Dataset records:
● ● ● ●
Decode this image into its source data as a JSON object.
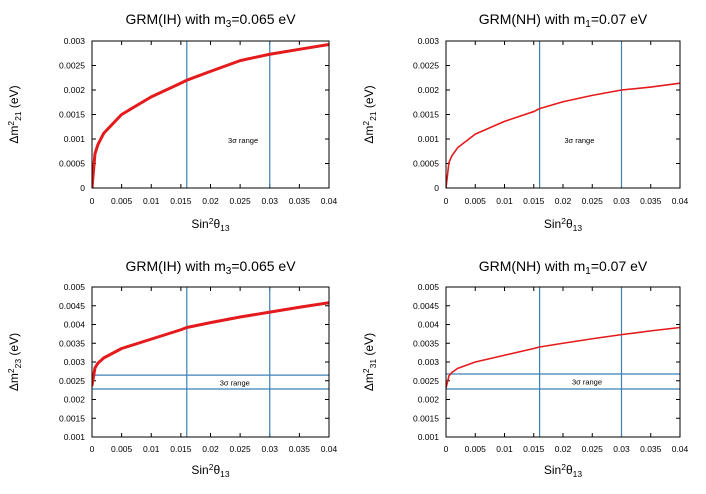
{
  "colors": {
    "curve": "#e41a1c",
    "range_lines": "#3b80b8",
    "frame": "#000000"
  },
  "chart_data": [
    {
      "type": "line",
      "title_main": "GRM(IH) with m",
      "title_sub": "3",
      "title_tail": "=0.065 eV",
      "xlabel_main": "Sin",
      "xlabel_sup": "2",
      "xlabel_theta": "θ",
      "xlabel_sub": "13",
      "ylabel_main": "Δm",
      "ylabel_sup": "2",
      "ylabel_sub": "21",
      "ylabel_tail": " (eV)",
      "xlim": [
        0,
        0.04
      ],
      "ylim": [
        0,
        0.003
      ],
      "xticks": [
        "0",
        "0.005",
        "0.01",
        "0.015",
        "0.02",
        "0.025",
        "0.03",
        "0.035",
        "0.04"
      ],
      "yticks": [
        "0",
        "0.0005",
        "0.001",
        "0.0015",
        "0.002",
        "0.0025",
        "0.003"
      ],
      "vlines": [
        0.016,
        0.03
      ],
      "hlines": [],
      "annotation": {
        "text": "3σ range",
        "x": 0.0255,
        "y": 0.00098
      },
      "curve_width": 3,
      "series": [
        {
          "x": [
            0,
            0.0005,
            0.001,
            0.002,
            0.005,
            0.01,
            0.015,
            0.016,
            0.02,
            0.025,
            0.03,
            0.035,
            0.04
          ],
          "y": [
            0,
            0.000698,
            0.000886,
            0.00112,
            0.0015,
            0.00186,
            0.00214,
            0.0022,
            0.00238,
            0.0026,
            0.00273,
            0.00283,
            0.00293
          ]
        }
      ]
    },
    {
      "type": "line",
      "title_main": "GRM(NH) with m",
      "title_sub": "1",
      "title_tail": "=0.07 eV",
      "xlabel_main": "Sin",
      "xlabel_sup": "2",
      "xlabel_theta": "θ",
      "xlabel_sub": "13",
      "ylabel_main": "Δm",
      "ylabel_sup": "2",
      "ylabel_sub": "21",
      "ylabel_tail": " (eV)",
      "xlim": [
        0,
        0.04
      ],
      "ylim": [
        0,
        0.003
      ],
      "xticks": [
        "0",
        "0.005",
        "0.01",
        "0.015",
        "0.02",
        "0.025",
        "0.03",
        "0.035",
        "0.04"
      ],
      "yticks": [
        "0",
        "0.0005",
        "0.001",
        "0.0015",
        "0.002",
        "0.0025",
        "0.003"
      ],
      "vlines": [
        0.016,
        0.03
      ],
      "hlines": [],
      "annotation": {
        "text": "3σ range",
        "x": 0.0228,
        "y": 0.00098
      },
      "curve_width": 1.6,
      "series": [
        {
          "x": [
            0,
            0.0005,
            0.001,
            0.002,
            0.005,
            0.01,
            0.015,
            0.016,
            0.02,
            0.025,
            0.03,
            0.035,
            0.04
          ],
          "y": [
            0,
            0.00052,
            0.000656,
            0.000823,
            0.0011,
            0.00136,
            0.00156,
            0.00162,
            0.00176,
            0.00189,
            0.002,
            0.00206,
            0.00214
          ]
        }
      ]
    },
    {
      "type": "line",
      "title_main": "GRM(IH) with m",
      "title_sub": "3",
      "title_tail": "=0.065 eV",
      "xlabel_main": "Sin",
      "xlabel_sup": "2",
      "xlabel_theta": "θ",
      "xlabel_sub": "13",
      "ylabel_main": "Δm",
      "ylabel_sup": "2",
      "ylabel_sub": "23",
      "ylabel_tail": " (eV)",
      "xlim": [
        0,
        0.04
      ],
      "ylim": [
        0.001,
        0.005
      ],
      "xticks": [
        "0",
        "0.005",
        "0.01",
        "0.015",
        "0.02",
        "0.025",
        "0.03",
        "0.035",
        "0.04"
      ],
      "yticks": [
        "0.001",
        "0.0015",
        "0.002",
        "0.0025",
        "0.003",
        "0.0035",
        "0.004",
        "0.0045",
        "0.005"
      ],
      "vlines": [
        0.016,
        0.03
      ],
      "hlines": [
        0.00228,
        0.00265
      ],
      "annotation": {
        "text": "3σ range",
        "x": 0.0241,
        "y": 0.00246
      },
      "curve_width": 3,
      "series": [
        {
          "x": [
            0,
            0.0005,
            0.001,
            0.002,
            0.005,
            0.01,
            0.015,
            0.016,
            0.02,
            0.025,
            0.03,
            0.035,
            0.04
          ],
          "y": [
            0.00238,
            0.00284,
            0.00297,
            0.00311,
            0.00336,
            0.00361,
            0.00386,
            0.00392,
            0.00405,
            0.0042,
            0.00433,
            0.00446,
            0.00458
          ]
        }
      ]
    },
    {
      "type": "line",
      "title_main": "GRM(NH) with m",
      "title_sub": "1",
      "title_tail": "=0.07 eV",
      "xlabel_main": "Sin",
      "xlabel_sup": "2",
      "xlabel_theta": "θ",
      "xlabel_sub": "13",
      "ylabel_main": "Δm",
      "ylabel_sup": "2",
      "ylabel_sub": "31",
      "ylabel_tail": " (eV)",
      "xlim": [
        0,
        0.04
      ],
      "ylim": [
        0.001,
        0.005
      ],
      "xticks": [
        "0",
        "0.005",
        "0.01",
        "0.015",
        "0.02",
        "0.025",
        "0.03",
        "0.035",
        "0.04"
      ],
      "yticks": [
        "0.001",
        "0.0015",
        "0.002",
        "0.0025",
        "0.003",
        "0.0035",
        "0.004",
        "0.0045",
        "0.005"
      ],
      "vlines": [
        0.016,
        0.03
      ],
      "hlines": [
        0.00228,
        0.00268
      ],
      "annotation": {
        "text": "3σ range",
        "x": 0.0241,
        "y": 0.00248
      },
      "curve_width": 1.6,
      "series": [
        {
          "x": [
            0,
            0.0005,
            0.001,
            0.002,
            0.005,
            0.01,
            0.015,
            0.016,
            0.02,
            0.025,
            0.03,
            0.035,
            0.04
          ],
          "y": [
            0.0023,
            0.00263,
            0.00272,
            0.00283,
            0.003,
            0.00318,
            0.00336,
            0.0034,
            0.0035,
            0.00362,
            0.00373,
            0.00383,
            0.00392
          ]
        }
      ]
    }
  ]
}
● ● ● ●
Instructions to follow: Write the lines above out again exactly, without any of their pictures.

Correct result:
Decode this image into its source data as a JSON object.
{
  "colors": {
    "curve": "#e41a1c",
    "range_lines": "#3b80b8",
    "frame": "#000000"
  },
  "chart_data": [
    {
      "type": "line",
      "title_main": "GRM(IH) with m",
      "title_sub": "3",
      "title_tail": "=0.065 eV",
      "xlabel_main": "Sin",
      "xlabel_sup": "2",
      "xlabel_theta": "θ",
      "xlabel_sub": "13",
      "ylabel_main": "Δm",
      "ylabel_sup": "2",
      "ylabel_sub": "21",
      "ylabel_tail": " (eV)",
      "xlim": [
        0,
        0.04
      ],
      "ylim": [
        0,
        0.003
      ],
      "xticks": [
        "0",
        "0.005",
        "0.01",
        "0.015",
        "0.02",
        "0.025",
        "0.03",
        "0.035",
        "0.04"
      ],
      "yticks": [
        "0",
        "0.0005",
        "0.001",
        "0.0015",
        "0.002",
        "0.0025",
        "0.003"
      ],
      "vlines": [
        0.016,
        0.03
      ],
      "hlines": [],
      "annotation": {
        "text": "3σ range",
        "x": 0.0255,
        "y": 0.00098
      },
      "curve_width": 3,
      "series": [
        {
          "x": [
            0,
            0.0005,
            0.001,
            0.002,
            0.005,
            0.01,
            0.015,
            0.016,
            0.02,
            0.025,
            0.03,
            0.035,
            0.04
          ],
          "y": [
            0,
            0.000698,
            0.000886,
            0.00112,
            0.0015,
            0.00186,
            0.00214,
            0.0022,
            0.00238,
            0.0026,
            0.00273,
            0.00283,
            0.00293
          ]
        }
      ]
    },
    {
      "type": "line",
      "title_main": "GRM(NH) with m",
      "title_sub": "1",
      "title_tail": "=0.07 eV",
      "xlabel_main": "Sin",
      "xlabel_sup": "2",
      "xlabel_theta": "θ",
      "xlabel_sub": "13",
      "ylabel_main": "Δm",
      "ylabel_sup": "2",
      "ylabel_sub": "21",
      "ylabel_tail": " (eV)",
      "xlim": [
        0,
        0.04
      ],
      "ylim": [
        0,
        0.003
      ],
      "xticks": [
        "0",
        "0.005",
        "0.01",
        "0.015",
        "0.02",
        "0.025",
        "0.03",
        "0.035",
        "0.04"
      ],
      "yticks": [
        "0",
        "0.0005",
        "0.001",
        "0.0015",
        "0.002",
        "0.0025",
        "0.003"
      ],
      "vlines": [
        0.016,
        0.03
      ],
      "hlines": [],
      "annotation": {
        "text": "3σ range",
        "x": 0.0228,
        "y": 0.00098
      },
      "curve_width": 1.6,
      "series": [
        {
          "x": [
            0,
            0.0005,
            0.001,
            0.002,
            0.005,
            0.01,
            0.015,
            0.016,
            0.02,
            0.025,
            0.03,
            0.035,
            0.04
          ],
          "y": [
            0,
            0.00052,
            0.000656,
            0.000823,
            0.0011,
            0.00136,
            0.00156,
            0.00162,
            0.00176,
            0.00189,
            0.002,
            0.00206,
            0.00214
          ]
        }
      ]
    },
    {
      "type": "line",
      "title_main": "GRM(IH) with m",
      "title_sub": "3",
      "title_tail": "=0.065 eV",
      "xlabel_main": "Sin",
      "xlabel_sup": "2",
      "xlabel_theta": "θ",
      "xlabel_sub": "13",
      "ylabel_main": "Δm",
      "ylabel_sup": "2",
      "ylabel_sub": "23",
      "ylabel_tail": " (eV)",
      "xlim": [
        0,
        0.04
      ],
      "ylim": [
        0.001,
        0.005
      ],
      "xticks": [
        "0",
        "0.005",
        "0.01",
        "0.015",
        "0.02",
        "0.025",
        "0.03",
        "0.035",
        "0.04"
      ],
      "yticks": [
        "0.001",
        "0.0015",
        "0.002",
        "0.0025",
        "0.003",
        "0.0035",
        "0.004",
        "0.0045",
        "0.005"
      ],
      "vlines": [
        0.016,
        0.03
      ],
      "hlines": [
        0.00228,
        0.00265
      ],
      "annotation": {
        "text": "3σ range",
        "x": 0.0241,
        "y": 0.00246
      },
      "curve_width": 3,
      "series": [
        {
          "x": [
            0,
            0.0005,
            0.001,
            0.002,
            0.005,
            0.01,
            0.015,
            0.016,
            0.02,
            0.025,
            0.03,
            0.035,
            0.04
          ],
          "y": [
            0.00238,
            0.00284,
            0.00297,
            0.00311,
            0.00336,
            0.00361,
            0.00386,
            0.00392,
            0.00405,
            0.0042,
            0.00433,
            0.00446,
            0.00458
          ]
        }
      ]
    },
    {
      "type": "line",
      "title_main": "GRM(NH) with m",
      "title_sub": "1",
      "title_tail": "=0.07 eV",
      "xlabel_main": "Sin",
      "xlabel_sup": "2",
      "xlabel_theta": "θ",
      "xlabel_sub": "13",
      "ylabel_main": "Δm",
      "ylabel_sup": "2",
      "ylabel_sub": "31",
      "ylabel_tail": " (eV)",
      "xlim": [
        0,
        0.04
      ],
      "ylim": [
        0.001,
        0.005
      ],
      "xticks": [
        "0",
        "0.005",
        "0.01",
        "0.015",
        "0.02",
        "0.025",
        "0.03",
        "0.035",
        "0.04"
      ],
      "yticks": [
        "0.001",
        "0.0015",
        "0.002",
        "0.0025",
        "0.003",
        "0.0035",
        "0.004",
        "0.0045",
        "0.005"
      ],
      "vlines": [
        0.016,
        0.03
      ],
      "hlines": [
        0.00228,
        0.00268
      ],
      "annotation": {
        "text": "3σ range",
        "x": 0.0241,
        "y": 0.00248
      },
      "curve_width": 1.6,
      "series": [
        {
          "x": [
            0,
            0.0005,
            0.001,
            0.002,
            0.005,
            0.01,
            0.015,
            0.016,
            0.02,
            0.025,
            0.03,
            0.035,
            0.04
          ],
          "y": [
            0.0023,
            0.00263,
            0.00272,
            0.00283,
            0.003,
            0.00318,
            0.00336,
            0.0034,
            0.0035,
            0.00362,
            0.00373,
            0.00383,
            0.00392
          ]
        }
      ]
    }
  ]
}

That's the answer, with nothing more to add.